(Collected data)
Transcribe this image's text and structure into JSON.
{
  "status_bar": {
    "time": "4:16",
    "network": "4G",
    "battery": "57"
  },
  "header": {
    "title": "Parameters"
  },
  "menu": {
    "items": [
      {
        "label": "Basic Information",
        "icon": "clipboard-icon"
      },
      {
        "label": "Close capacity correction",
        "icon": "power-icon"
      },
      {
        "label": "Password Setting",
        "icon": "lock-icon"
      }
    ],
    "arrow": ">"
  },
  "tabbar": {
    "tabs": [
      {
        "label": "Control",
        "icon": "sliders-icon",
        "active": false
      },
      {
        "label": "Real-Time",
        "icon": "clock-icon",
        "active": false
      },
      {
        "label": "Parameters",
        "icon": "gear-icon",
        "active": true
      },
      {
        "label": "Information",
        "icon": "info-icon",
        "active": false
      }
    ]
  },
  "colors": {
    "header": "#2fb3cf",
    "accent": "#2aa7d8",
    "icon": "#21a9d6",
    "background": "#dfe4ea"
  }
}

_WHAT IS BEING ASKED:_ Copy all of the data. Keep every word exactly as it is.

_ANSWER TO THIS EXERCISE:_
Transcribe this image's text and structure into JSON.
{
  "status_bar": {
    "time": "4:16",
    "network": "4G",
    "battery": "57"
  },
  "header": {
    "title": "Parameters"
  },
  "menu": {
    "items": [
      {
        "label": "Basic Information",
        "icon": "clipboard-icon"
      },
      {
        "label": "Close capacity correction",
        "icon": "power-icon"
      },
      {
        "label": "Password Setting",
        "icon": "lock-icon"
      }
    ],
    "arrow": ">"
  },
  "tabbar": {
    "tabs": [
      {
        "label": "Control",
        "icon": "sliders-icon",
        "active": false
      },
      {
        "label": "Real-Time",
        "icon": "clock-icon",
        "active": false
      },
      {
        "label": "Parameters",
        "icon": "gear-icon",
        "active": true
      },
      {
        "label": "Information",
        "icon": "info-icon",
        "active": false
      }
    ]
  },
  "colors": {
    "header": "#2fb3cf",
    "accent": "#2aa7d8",
    "icon": "#21a9d6",
    "background": "#dfe4ea"
  }
}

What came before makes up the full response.